Print the listing below exactly.

[start of DATA ROWS]

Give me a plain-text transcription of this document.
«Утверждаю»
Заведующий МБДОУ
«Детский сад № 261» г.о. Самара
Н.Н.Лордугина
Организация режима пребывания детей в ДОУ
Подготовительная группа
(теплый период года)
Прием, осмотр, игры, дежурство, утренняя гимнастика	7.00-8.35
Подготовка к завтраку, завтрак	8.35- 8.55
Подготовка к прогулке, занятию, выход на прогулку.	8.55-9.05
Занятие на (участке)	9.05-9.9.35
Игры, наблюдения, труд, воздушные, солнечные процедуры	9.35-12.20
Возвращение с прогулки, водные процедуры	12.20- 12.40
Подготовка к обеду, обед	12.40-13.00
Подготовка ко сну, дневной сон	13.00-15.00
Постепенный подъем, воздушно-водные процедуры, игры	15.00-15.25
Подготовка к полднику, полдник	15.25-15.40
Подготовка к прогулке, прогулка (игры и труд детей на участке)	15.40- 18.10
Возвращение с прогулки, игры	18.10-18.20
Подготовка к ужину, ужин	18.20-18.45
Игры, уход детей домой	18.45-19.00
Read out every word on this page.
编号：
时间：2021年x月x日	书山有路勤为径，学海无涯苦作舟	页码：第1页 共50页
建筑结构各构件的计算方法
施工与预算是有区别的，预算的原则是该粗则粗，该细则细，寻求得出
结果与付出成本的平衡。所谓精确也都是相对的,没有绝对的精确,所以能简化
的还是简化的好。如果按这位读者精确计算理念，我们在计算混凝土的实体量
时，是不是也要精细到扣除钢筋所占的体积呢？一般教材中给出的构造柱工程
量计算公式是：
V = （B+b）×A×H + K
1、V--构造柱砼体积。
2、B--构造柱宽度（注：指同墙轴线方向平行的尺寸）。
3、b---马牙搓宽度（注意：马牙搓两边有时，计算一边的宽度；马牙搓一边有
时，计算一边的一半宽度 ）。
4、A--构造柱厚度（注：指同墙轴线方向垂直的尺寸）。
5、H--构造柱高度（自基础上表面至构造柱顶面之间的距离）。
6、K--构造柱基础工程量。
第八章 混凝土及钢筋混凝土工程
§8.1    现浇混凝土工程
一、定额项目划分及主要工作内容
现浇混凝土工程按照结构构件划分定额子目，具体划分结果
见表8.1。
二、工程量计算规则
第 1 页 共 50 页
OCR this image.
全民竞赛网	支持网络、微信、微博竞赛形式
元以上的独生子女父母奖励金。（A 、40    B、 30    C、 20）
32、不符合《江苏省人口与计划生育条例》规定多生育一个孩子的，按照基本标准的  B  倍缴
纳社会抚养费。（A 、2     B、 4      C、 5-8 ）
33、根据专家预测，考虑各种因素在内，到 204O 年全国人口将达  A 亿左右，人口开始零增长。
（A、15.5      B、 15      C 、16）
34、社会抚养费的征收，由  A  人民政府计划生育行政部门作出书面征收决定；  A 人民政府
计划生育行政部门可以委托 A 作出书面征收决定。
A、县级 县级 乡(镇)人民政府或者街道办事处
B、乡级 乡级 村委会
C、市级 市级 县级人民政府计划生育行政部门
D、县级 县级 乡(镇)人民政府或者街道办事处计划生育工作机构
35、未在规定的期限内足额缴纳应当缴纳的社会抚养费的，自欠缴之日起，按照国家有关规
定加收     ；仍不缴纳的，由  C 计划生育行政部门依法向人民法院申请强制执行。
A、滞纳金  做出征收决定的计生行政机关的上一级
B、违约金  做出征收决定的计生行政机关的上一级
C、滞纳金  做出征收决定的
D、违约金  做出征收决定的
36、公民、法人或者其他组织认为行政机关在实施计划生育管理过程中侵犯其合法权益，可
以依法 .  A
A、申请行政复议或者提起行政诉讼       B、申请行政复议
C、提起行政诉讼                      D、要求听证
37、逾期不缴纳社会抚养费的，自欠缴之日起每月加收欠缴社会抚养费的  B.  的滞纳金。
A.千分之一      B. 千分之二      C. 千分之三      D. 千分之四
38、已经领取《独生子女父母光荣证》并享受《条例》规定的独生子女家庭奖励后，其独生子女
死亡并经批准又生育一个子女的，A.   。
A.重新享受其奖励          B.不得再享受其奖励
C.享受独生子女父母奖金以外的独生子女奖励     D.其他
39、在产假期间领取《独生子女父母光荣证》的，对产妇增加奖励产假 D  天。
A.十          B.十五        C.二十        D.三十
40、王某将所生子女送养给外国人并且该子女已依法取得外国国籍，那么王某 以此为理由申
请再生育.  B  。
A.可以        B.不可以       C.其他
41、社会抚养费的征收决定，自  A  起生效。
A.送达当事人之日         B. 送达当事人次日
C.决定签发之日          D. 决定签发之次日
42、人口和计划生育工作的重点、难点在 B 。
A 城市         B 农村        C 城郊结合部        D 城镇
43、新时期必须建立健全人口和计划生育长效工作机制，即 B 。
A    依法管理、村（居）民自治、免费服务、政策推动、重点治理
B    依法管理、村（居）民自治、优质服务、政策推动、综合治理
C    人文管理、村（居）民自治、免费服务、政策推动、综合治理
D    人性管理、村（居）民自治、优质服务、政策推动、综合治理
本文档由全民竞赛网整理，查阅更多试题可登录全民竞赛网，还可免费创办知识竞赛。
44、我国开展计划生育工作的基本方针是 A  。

[end of DATA ROWS]

_RESPONSE TO THIS EXERCISE_
Give me a plain-text transcription of this document.
«Утверждаю»
Заведующий МБДОУ
«Детский сад № 261» г.о. Самара
Н.Н.Лордугина
Организация режима пребывания детей в ДОУ
Подготовительная группа
(теплый период года)
Прием, осмотр, игры, дежурство, утренняя гимнастика	7.00-8.35
Подготовка к завтраку, завтрак	8.35- 8.55
Подготовка к прогулке, занятию, выход на прогулку.	8.55-9.05
Занятие на (участке)	9.05-9.9.35
Игры, наблюдения, труд, воздушные, солнечные процедуры	9.35-12.20
Возвращение с прогулки, водные процедуры	12.20- 12.40
Подготовка к обеду, обед	12.40-13.00
Подготовка ко сну, дневной сон	13.00-15.00
Постепенный подъем, воздушно-водные процедуры, игры	15.00-15.25
Подготовка к полднику, полдник	15.25-15.40
Подготовка к прогулке, прогулка (игры и труд детей на участке)	15.40- 18.10
Возвращение с прогулки, игры	18.10-18.20
Подготовка к ужину, ужин	18.20-18.45
Игры, уход детей домой	18.45-19.00
Read out every word on this page.
编号：
时间：2021年x月x日	书山有路勤为径，学海无涯苦作舟	页码：第1页 共50页
建筑结构各构件的计算方法
施工与预算是有区别的，预算的原则是该粗则粗，该细则细，寻求得出
结果与付出成本的平衡。所谓精确也都是相对的,没有绝对的精确,所以能简化
的还是简化的好。如果按这位读者精确计算理念，我们在计算混凝土的实体量
时，是不是也要精细到扣除钢筋所占的体积呢？一般教材中给出的构造柱工程
量计算公式是：
V = （B+b）×A×H + K
1、V--构造柱砼体积。
2、B--构造柱宽度（注：指同墙轴线方向平行的尺寸）。
3、b---马牙搓宽度（注意：马牙搓两边有时，计算一边的宽度；马牙搓一边有
时，计算一边的一半宽度 ）。
4、A--构造柱厚度（注：指同墙轴线方向垂直的尺寸）。
5、H--构造柱高度（自基础上表面至构造柱顶面之间的距离）。
6、K--构造柱基础工程量。
第八章 混凝土及钢筋混凝土工程
§8.1    现浇混凝土工程
一、定额项目划分及主要工作内容
现浇混凝土工程按照结构构件划分定额子目，具体划分结果
见表8.1。
二、工程量计算规则
第 1 页 共 50 页
OCR this image.
全民竞赛网	支持网络、微信、微博竞赛形式
元以上的独生子女父母奖励金。（A 、40    B、 30    C、 20）
32、不符合《江苏省人口与计划生育条例》规定多生育一个孩子的，按照基本标准的  B  倍缴
纳社会抚养费。（A 、2     B、 4      C、 5-8 ）
33、根据专家预测，考虑各种因素在内，到 204O 年全国人口将达  A 亿左右，人口开始零增长。
（A、15.5      B、 15      C 、16）
34、社会抚养费的征收，由  A  人民政府计划生育行政部门作出书面征收决定；  A 人民政府
计划生育行政部门可以委托 A 作出书面征收决定。
A、县级 县级 乡(镇)人民政府或者街道办事处
B、乡级 乡级 村委会
C、市级 市级 县级人民政府计划生育行政部门
D、县级 县级 乡(镇)人民政府或者街道办事处计划生育工作机构
35、未在规定的期限内足额缴纳应当缴纳的社会抚养费的，自欠缴之日起，按照国家有关规
定加收     ；仍不缴纳的，由  C 计划生育行政部门依法向人民法院申请强制执行。
A、滞纳金  做出征收决定的计生行政机关的上一级
B、违约金  做出征收决定的计生行政机关的上一级
C、滞纳金  做出征收决定的
D、违约金  做出征收决定的
36、公民、法人或者其他组织认为行政机关在实施计划生育管理过程中侵犯其合法权益，可
以依法 .  A
A、申请行政复议或者提起行政诉讼       B、申请行政复议
C、提起行政诉讼                      D、要求听证
37、逾期不缴纳社会抚养费的，自欠缴之日起每月加收欠缴社会抚养费的  B.  的滞纳金。
A.千分之一      B. 千分之二      C. 千分之三      D. 千分之四
38、已经领取《独生子女父母光荣证》并享受《条例》规定的独生子女家庭奖励后，其独生子女
死亡并经批准又生育一个子女的，A.   。
A.重新享受其奖励          B.不得再享受其奖励
C.享受独生子女父母奖金以外的独生子女奖励     D.其他
39、在产假期间领取《独生子女父母光荣证》的，对产妇增加奖励产假 D  天。
A.十          B.十五        C.二十        D.三十
40、王某将所生子女送养给外国人并且该子女已依法取得外国国籍，那么王某 以此为理由申
请再生育.  B  。
A.可以        B.不可以       C.其他
41、社会抚养费的征收决定，自  A  起生效。
A.送达当事人之日         B. 送达当事人次日
C.决定签发之日          D. 决定签发之次日
42、人口和计划生育工作的重点、难点在 B 。
A 城市         B 农村        C 城郊结合部        D 城镇
43、新时期必须建立健全人口和计划生育长效工作机制，即 B 。
A    依法管理、村（居）民自治、免费服务、政策推动、重点治理
B    依法管理、村（居）民自治、优质服务、政策推动、综合治理
C    人文管理、村（居）民自治、免费服务、政策推动、综合治理
D    人性管理、村（居）民自治、优质服务、政策推动、综合治理
本文档由全民竞赛网整理，查阅更多试题可登录全民竞赛网，还可免费创办知识竞赛。
44、我国开展计划生育工作的基本方针是 A  。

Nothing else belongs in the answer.